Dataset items
╭──
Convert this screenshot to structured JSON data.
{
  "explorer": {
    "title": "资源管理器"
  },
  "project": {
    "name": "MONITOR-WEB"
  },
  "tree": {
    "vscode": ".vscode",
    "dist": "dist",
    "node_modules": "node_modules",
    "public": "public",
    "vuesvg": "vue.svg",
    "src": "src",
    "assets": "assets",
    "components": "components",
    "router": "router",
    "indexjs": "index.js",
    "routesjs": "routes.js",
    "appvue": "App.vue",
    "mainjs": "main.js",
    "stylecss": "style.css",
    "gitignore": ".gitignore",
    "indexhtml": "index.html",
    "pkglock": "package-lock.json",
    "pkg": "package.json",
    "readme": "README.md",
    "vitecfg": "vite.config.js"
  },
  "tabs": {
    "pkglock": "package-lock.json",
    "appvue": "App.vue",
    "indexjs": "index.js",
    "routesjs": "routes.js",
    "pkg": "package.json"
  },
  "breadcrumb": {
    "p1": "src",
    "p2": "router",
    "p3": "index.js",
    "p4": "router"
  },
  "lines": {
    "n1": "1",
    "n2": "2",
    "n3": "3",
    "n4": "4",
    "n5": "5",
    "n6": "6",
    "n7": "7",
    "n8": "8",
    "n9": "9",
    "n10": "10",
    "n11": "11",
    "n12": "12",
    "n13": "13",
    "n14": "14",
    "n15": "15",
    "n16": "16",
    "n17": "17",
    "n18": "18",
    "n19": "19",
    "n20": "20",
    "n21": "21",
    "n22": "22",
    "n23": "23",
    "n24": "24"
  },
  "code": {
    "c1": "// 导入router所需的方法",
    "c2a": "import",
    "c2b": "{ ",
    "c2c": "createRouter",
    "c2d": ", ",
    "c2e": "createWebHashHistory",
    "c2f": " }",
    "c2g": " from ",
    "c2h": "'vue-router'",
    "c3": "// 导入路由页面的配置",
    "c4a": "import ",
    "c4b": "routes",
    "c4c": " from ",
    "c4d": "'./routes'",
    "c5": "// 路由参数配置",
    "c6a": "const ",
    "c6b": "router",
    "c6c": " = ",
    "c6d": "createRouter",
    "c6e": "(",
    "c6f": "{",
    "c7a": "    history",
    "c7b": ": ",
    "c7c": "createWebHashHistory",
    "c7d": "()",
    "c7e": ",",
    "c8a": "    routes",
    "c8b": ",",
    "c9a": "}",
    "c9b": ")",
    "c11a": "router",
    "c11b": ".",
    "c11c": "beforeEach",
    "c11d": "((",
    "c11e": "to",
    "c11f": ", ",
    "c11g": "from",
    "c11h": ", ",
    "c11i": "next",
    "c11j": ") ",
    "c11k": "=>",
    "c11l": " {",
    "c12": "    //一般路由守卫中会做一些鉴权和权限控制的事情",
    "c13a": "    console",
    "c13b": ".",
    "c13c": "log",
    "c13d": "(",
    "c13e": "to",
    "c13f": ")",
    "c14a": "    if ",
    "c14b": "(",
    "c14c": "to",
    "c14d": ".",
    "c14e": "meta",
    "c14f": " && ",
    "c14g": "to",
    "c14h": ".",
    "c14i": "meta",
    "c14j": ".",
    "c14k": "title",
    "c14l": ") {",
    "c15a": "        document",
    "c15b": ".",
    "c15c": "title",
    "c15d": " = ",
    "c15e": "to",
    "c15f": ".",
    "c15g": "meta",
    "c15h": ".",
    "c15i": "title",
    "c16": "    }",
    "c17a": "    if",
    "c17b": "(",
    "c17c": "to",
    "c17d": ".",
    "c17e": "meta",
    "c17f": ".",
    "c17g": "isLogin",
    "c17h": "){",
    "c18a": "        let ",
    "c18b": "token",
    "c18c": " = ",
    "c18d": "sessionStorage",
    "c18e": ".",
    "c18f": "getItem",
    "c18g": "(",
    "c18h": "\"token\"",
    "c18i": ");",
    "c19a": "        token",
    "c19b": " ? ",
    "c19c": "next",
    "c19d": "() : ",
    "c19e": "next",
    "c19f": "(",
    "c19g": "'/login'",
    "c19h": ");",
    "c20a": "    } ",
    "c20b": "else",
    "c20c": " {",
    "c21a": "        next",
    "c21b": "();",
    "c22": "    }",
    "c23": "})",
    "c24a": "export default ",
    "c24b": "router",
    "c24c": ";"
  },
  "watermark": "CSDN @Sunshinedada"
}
╰──
# Exercise goal
Find the string "next" in the listing and return every line that holds it.

# Exercise result
    "c11i": "next",
    "c19c": "next",
    "c19e": "next",
    "c21a": "        next",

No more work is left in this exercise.